## Aim
Check every line of the material below for the string "月中下旬视认筹情况确定时间开盘", and return the ones that have it.

## Dataset
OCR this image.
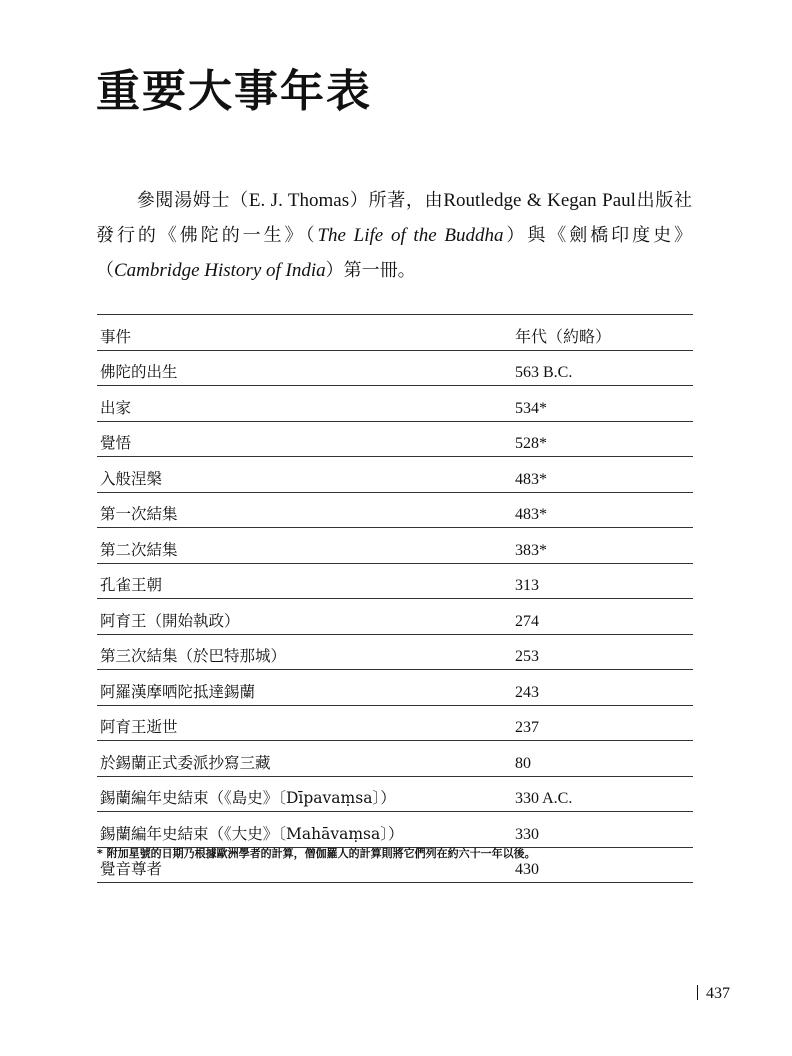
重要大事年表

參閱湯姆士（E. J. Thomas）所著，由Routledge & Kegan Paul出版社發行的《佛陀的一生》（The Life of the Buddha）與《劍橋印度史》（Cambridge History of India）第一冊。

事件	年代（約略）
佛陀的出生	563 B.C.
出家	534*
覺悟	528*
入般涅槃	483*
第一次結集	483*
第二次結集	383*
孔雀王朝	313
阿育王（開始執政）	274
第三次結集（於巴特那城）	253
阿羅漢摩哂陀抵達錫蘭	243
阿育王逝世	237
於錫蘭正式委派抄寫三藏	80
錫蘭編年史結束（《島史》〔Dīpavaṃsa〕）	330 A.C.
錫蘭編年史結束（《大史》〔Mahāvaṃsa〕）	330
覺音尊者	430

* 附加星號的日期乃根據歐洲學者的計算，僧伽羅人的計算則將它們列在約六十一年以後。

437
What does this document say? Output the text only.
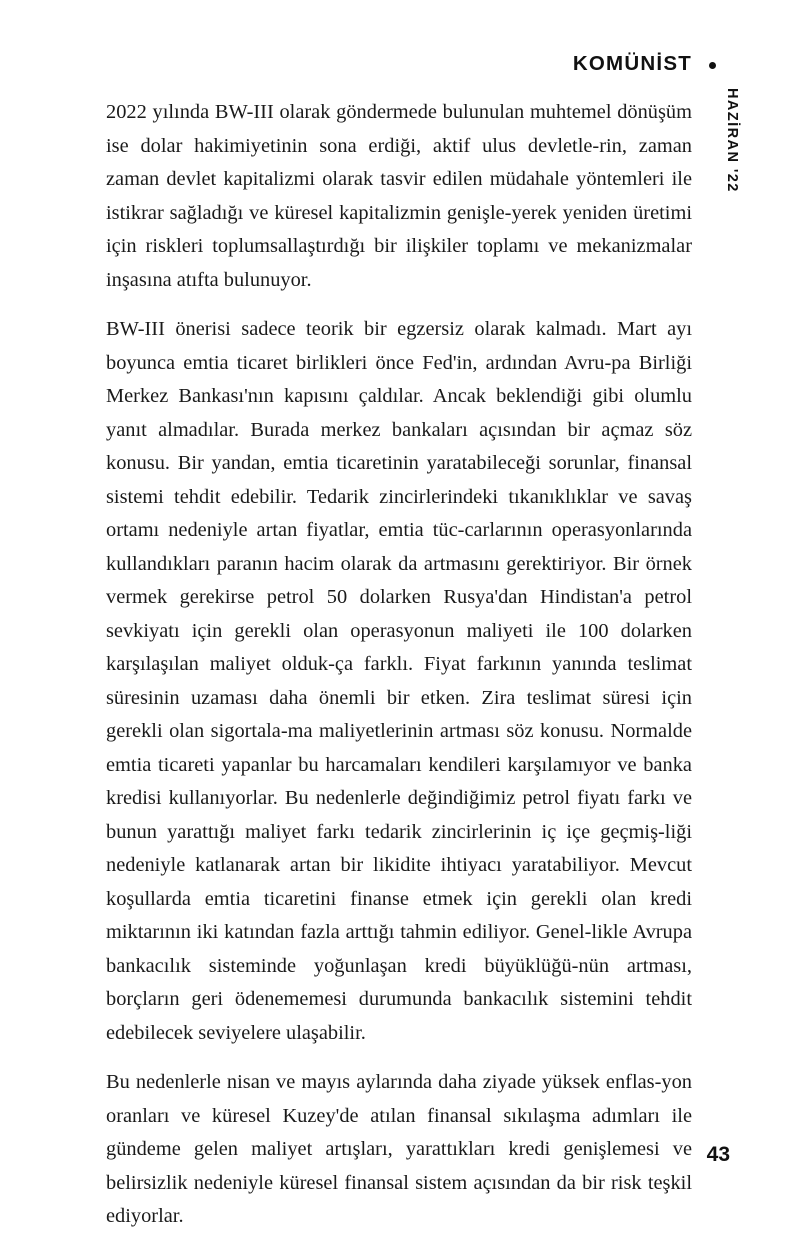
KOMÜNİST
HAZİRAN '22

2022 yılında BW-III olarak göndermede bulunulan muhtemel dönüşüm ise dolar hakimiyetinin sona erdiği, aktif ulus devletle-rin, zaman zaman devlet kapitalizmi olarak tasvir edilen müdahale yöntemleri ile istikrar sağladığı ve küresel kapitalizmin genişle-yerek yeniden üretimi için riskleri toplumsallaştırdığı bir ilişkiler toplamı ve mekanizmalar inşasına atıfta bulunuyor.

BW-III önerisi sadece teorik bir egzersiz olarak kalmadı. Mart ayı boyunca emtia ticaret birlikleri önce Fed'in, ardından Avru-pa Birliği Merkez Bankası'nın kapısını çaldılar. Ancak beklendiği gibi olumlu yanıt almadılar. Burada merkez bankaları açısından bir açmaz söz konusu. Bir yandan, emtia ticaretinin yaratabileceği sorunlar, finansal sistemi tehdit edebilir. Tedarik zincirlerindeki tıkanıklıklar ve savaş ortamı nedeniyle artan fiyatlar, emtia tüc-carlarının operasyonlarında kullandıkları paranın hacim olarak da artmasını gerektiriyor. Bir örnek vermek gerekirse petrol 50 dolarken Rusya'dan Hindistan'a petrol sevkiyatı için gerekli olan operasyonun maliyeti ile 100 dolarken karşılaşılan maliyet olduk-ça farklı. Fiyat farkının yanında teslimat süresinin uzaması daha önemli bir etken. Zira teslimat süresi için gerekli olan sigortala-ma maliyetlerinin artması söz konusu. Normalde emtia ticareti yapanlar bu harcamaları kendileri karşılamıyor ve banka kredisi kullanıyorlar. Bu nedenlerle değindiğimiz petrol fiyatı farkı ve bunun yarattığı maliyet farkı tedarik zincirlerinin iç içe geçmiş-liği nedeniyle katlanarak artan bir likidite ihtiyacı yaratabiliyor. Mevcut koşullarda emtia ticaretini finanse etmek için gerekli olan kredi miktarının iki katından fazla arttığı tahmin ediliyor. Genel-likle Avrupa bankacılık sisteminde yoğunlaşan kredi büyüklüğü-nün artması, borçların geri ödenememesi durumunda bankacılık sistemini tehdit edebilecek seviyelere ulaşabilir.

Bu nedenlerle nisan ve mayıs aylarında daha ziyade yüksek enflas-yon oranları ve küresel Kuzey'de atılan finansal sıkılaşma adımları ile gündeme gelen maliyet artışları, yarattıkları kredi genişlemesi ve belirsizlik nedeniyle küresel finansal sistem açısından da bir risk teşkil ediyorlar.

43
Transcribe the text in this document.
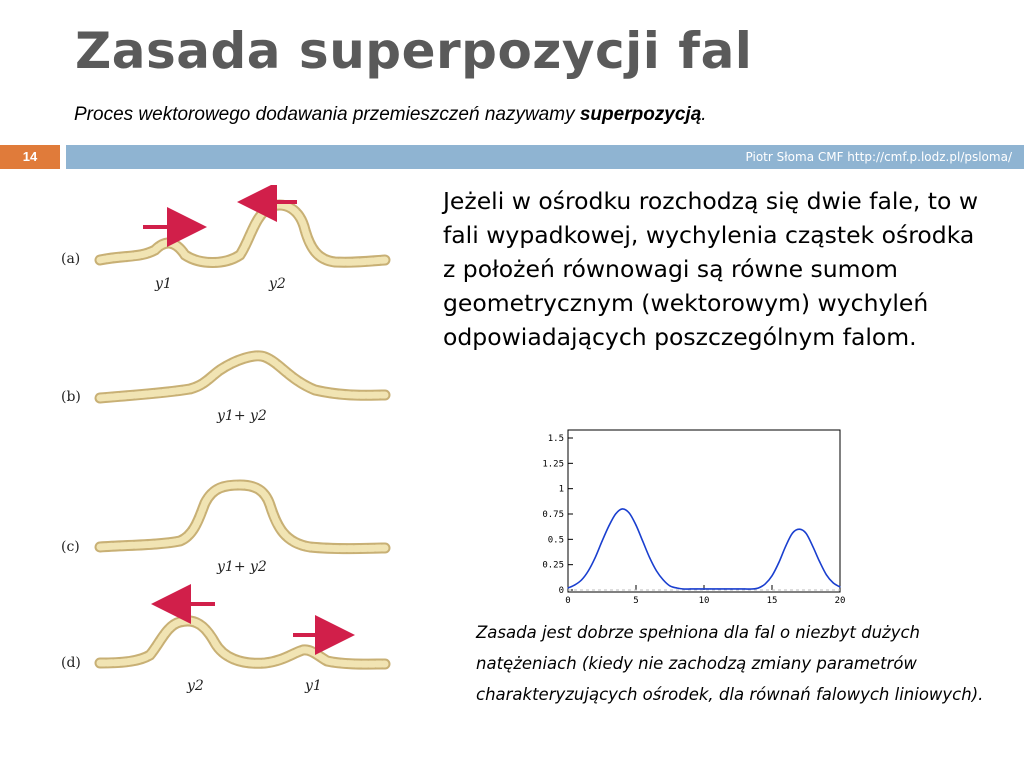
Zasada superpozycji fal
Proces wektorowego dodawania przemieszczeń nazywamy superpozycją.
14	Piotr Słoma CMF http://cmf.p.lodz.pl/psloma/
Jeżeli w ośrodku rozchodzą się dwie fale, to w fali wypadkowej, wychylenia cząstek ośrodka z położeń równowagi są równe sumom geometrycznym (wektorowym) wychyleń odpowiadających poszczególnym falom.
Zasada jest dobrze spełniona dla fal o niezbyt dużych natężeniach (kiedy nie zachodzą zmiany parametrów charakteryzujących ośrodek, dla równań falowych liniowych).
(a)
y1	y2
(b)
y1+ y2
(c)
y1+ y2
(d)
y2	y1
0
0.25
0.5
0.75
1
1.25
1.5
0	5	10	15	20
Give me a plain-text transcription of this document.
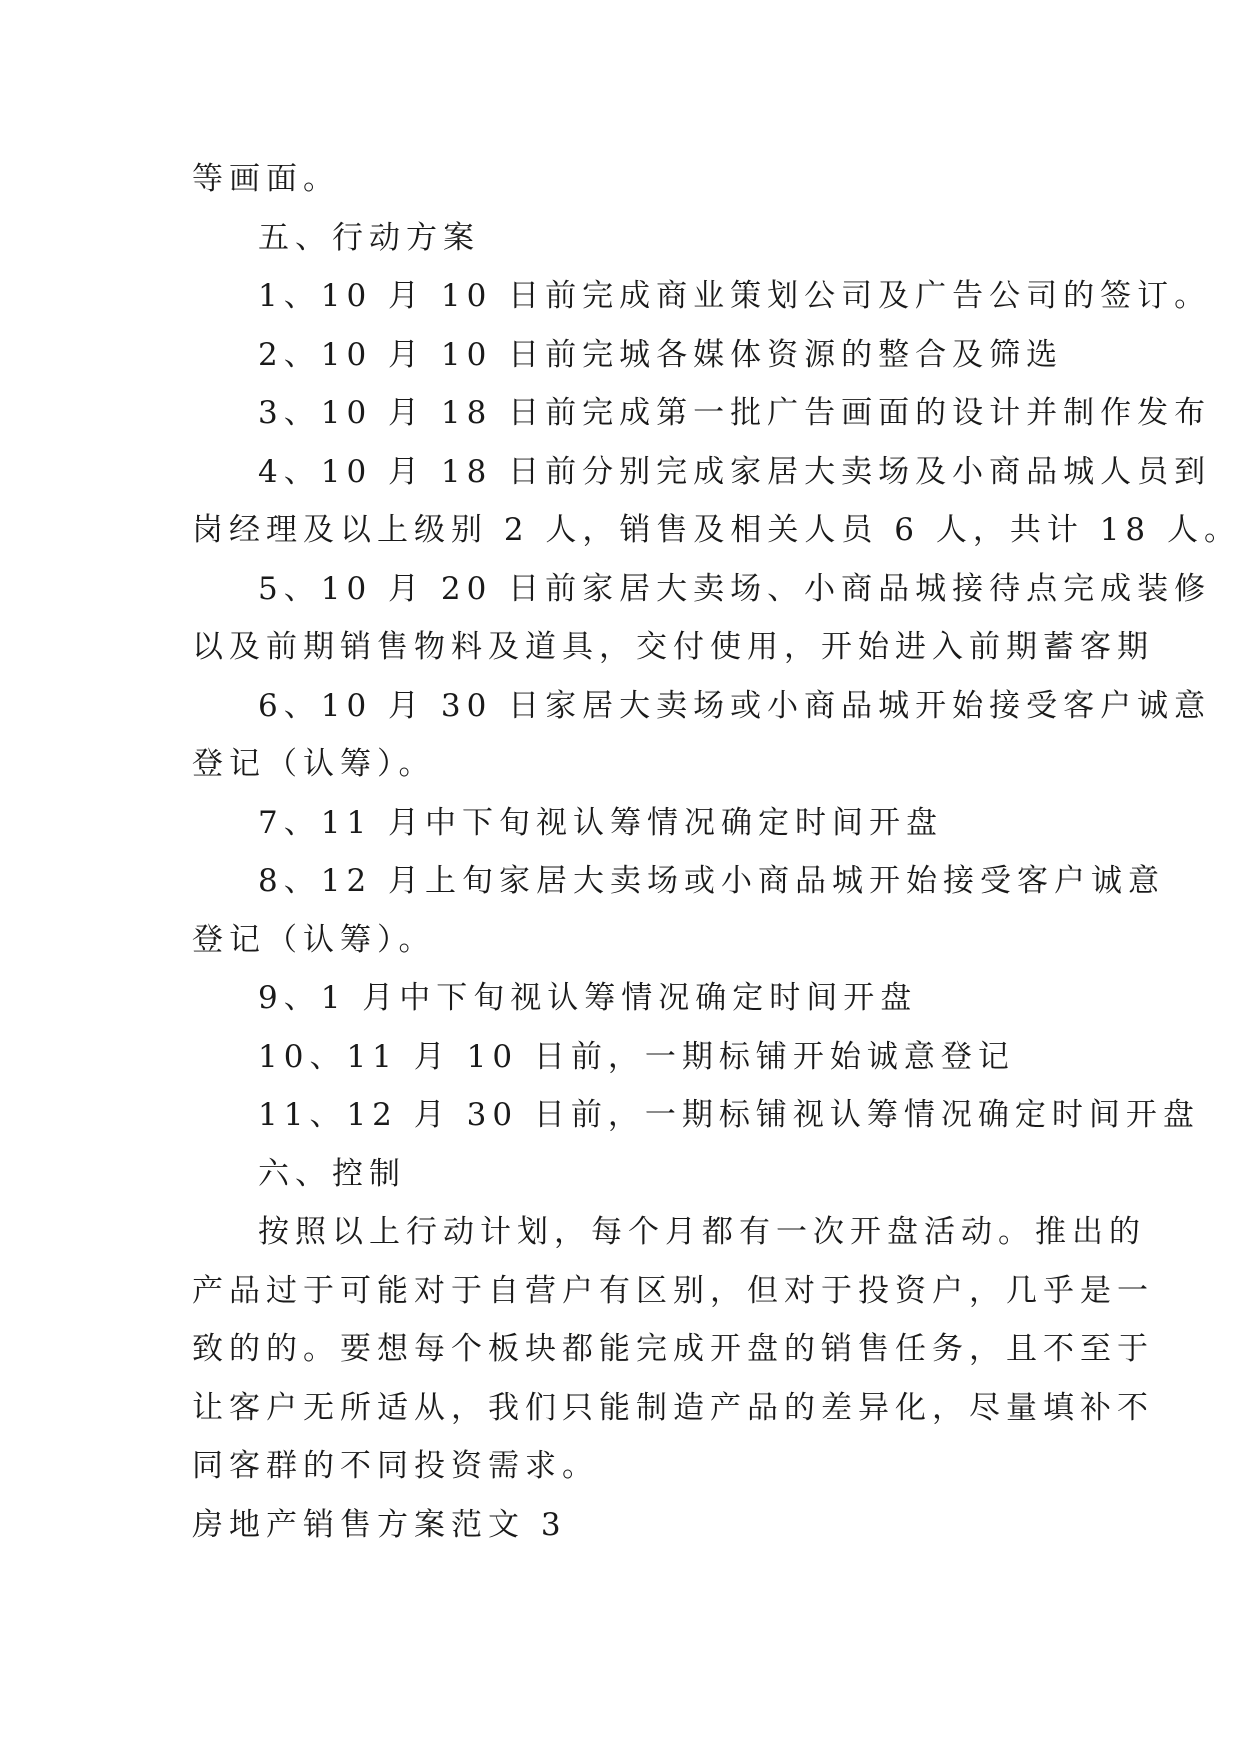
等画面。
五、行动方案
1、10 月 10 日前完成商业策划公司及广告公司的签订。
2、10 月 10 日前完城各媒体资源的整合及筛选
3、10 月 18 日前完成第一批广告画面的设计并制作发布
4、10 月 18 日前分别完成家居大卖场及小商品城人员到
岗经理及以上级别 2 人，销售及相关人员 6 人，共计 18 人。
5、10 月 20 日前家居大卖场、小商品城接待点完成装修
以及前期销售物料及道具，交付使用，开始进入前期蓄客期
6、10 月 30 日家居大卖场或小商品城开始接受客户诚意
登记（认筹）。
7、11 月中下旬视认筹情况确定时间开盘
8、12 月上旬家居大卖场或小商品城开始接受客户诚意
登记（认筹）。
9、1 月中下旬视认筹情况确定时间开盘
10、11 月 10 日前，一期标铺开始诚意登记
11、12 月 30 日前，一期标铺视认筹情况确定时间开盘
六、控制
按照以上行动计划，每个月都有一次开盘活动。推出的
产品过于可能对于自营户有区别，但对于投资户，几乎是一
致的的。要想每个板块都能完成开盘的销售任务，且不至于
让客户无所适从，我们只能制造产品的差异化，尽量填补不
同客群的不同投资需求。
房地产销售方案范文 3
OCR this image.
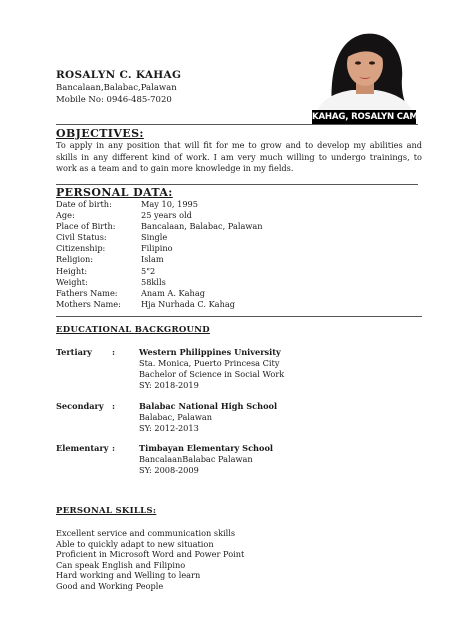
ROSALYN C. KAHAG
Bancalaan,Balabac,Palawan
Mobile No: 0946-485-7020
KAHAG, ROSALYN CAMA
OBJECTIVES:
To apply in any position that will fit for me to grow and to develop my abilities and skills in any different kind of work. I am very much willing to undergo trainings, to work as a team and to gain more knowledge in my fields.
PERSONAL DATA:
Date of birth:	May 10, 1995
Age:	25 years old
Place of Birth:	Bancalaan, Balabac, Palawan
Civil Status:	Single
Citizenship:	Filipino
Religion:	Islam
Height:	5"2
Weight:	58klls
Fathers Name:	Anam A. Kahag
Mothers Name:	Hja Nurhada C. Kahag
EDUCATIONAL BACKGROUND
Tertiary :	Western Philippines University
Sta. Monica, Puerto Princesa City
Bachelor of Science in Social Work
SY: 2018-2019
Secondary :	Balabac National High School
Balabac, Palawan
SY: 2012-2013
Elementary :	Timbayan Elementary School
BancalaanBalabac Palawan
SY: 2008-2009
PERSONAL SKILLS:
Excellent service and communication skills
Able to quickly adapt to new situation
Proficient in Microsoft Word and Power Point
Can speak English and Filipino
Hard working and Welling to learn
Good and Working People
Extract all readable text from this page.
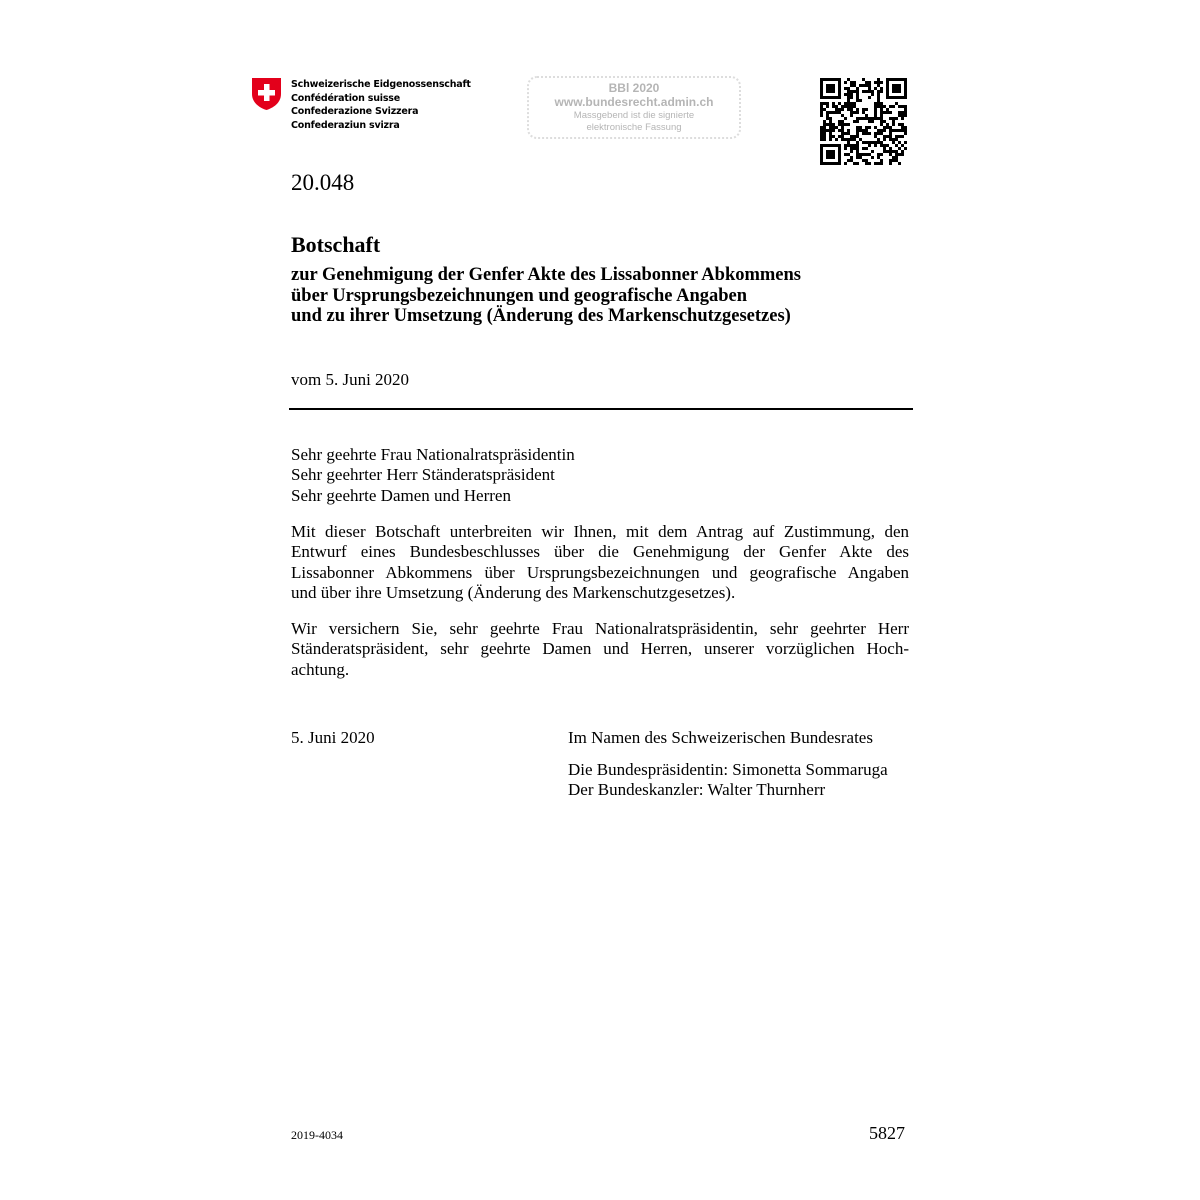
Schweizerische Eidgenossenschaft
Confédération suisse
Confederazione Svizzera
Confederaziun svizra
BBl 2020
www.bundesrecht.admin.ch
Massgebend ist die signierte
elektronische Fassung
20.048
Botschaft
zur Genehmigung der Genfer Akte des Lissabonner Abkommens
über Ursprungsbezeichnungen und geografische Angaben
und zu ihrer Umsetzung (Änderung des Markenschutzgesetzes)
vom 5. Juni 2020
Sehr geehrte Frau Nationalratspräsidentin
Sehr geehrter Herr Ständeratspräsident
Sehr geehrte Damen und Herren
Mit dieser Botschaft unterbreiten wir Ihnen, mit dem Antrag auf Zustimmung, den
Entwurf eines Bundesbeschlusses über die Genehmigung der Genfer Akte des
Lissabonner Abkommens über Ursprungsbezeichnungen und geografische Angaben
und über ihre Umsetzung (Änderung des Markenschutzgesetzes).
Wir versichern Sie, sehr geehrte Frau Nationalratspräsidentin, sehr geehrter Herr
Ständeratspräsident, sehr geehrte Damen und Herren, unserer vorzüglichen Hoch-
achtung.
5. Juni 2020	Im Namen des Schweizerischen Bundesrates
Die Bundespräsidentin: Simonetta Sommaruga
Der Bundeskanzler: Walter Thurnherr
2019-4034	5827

## Solution for this task
7、11 月中下旬视认筹情况确定时间开盘
9、1 月中下旬视认筹情况确定时间开盘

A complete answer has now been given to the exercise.